> **GOAL**:
Quote the records below in full, exactly as given, with the images taken out.

-- START OF INPUT MATERIAL --

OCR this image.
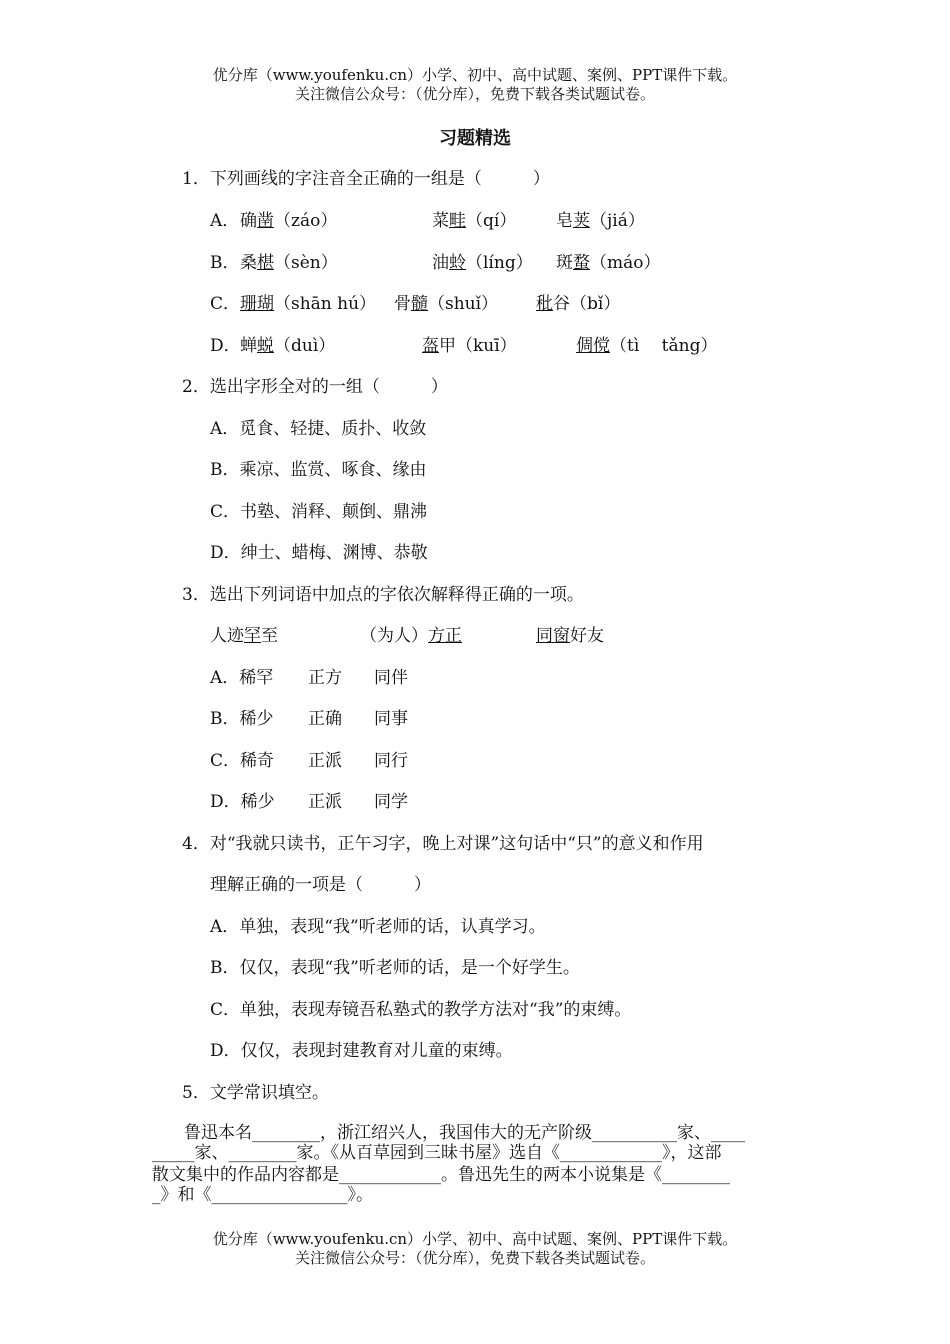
优分库（www.youfenku.cn）小学、初中、高中试题、案例、PPT课件下载。
关注微信公众号：（优分库），免费下载各类试题试卷。
习题精选
1．下列画线的字注音全正确的一组是（　　　）
A． 确凿（záo）	菜畦（qí） 皂荚（jiá）
B． 桑椹（sèn）	油蛉（líng） 斑蝥（máo）
C． 珊瑚（shān hú） 骨髓（shuǐ） 秕谷（bǐ）
D． 蝉蜕（duì）	盔甲（kuī）	倜傥（tì　 tǎng）
2．选出字形全对的一组（　　　）
A．觅食、轻捷、质扑、收敛
B．乘凉、监赏、啄食、缘由
C．书塾、消释、颠倒、鼎沸
D．绅士、蜡梅、渊博、恭敬
3．选出下列词语中加点的字依次解释得正确的一项。
人迹罕至	（为人）方正	同窗好友
A．稀罕 正方 同伴
B．稀少 正确 同事
C．稀奇 正派 同行
D．稀少 正派 同学
4．对“我就只读书，正午习字，晚上对课”这句话中“只”的意义和作用
理解正确的一项是（　　　）
A．单独，表现“我”听老师的话，认真学习。
B．仅仅，表现“我”听老师的话，是一个好学生。
C．单独，表现寿镜吾私塾式的教学方法对“我”的束缚。
D．仅仅，表现封建教育对儿童的束缚。
5．文学常识填空。
鲁迅本名________，浙江绍兴人，我国伟大的无产阶级__________家、____
_____家、________家。《从百草园到三昧书屋》选自《____________》，这部
散文集中的作品内容都是____________。鲁迅先生的两本小说集是《________
_》和《________________》。
优分库（www.youfenku.cn）小学、初中、高中试题、案例、PPT课件下载。
关注微信公众号：（优分库），免费下载各类试题试卷。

-- END OF INPUT MATERIAL --

> **PROBLEM SOLUTION**:
OCR this image.
优分库（www.youfenku.cn）小学、初中、高中试题、案例、PPT课件下载。
关注微信公众号：（优分库），免费下载各类试题试卷。
习题精选
1．下列画线的字注音全正确的一组是（　　　）
A． 确凿（záo）	菜畦（qí） 皂荚（jiá）
B． 桑椹（sèn）	油蛉（líng） 斑蝥（máo）
C． 珊瑚（shān hú） 骨髓（shuǐ） 秕谷（bǐ）
D． 蝉蜕（duì）	盔甲（kuī）	倜傥（tì　 tǎng）
2．选出字形全对的一组（　　　）
A．觅食、轻捷、质扑、收敛
B．乘凉、监赏、啄食、缘由
C．书塾、消释、颠倒、鼎沸
D．绅士、蜡梅、渊博、恭敬
3．选出下列词语中加点的字依次解释得正确的一项。
人迹罕至	（为人）方正	同窗好友
A．稀罕 正方 同伴
B．稀少 正确 同事
C．稀奇 正派 同行
D．稀少 正派 同学
4．对“我就只读书，正午习字，晚上对课”这句话中“只”的意义和作用
理解正确的一项是（　　　）
A．单独，表现“我”听老师的话，认真学习。
B．仅仅，表现“我”听老师的话，是一个好学生。
C．单独，表现寿镜吾私塾式的教学方法对“我”的束缚。
D．仅仅，表现封建教育对儿童的束缚。
5．文学常识填空。
鲁迅本名________，浙江绍兴人，我国伟大的无产阶级__________家、____
_____家、________家。《从百草园到三昧书屋》选自《____________》，这部
散文集中的作品内容都是____________。鲁迅先生的两本小说集是《________
_》和《________________》。
优分库（www.youfenku.cn）小学、初中、高中试题、案例、PPT课件下载。
关注微信公众号：（优分库），免费下载各类试题试卷。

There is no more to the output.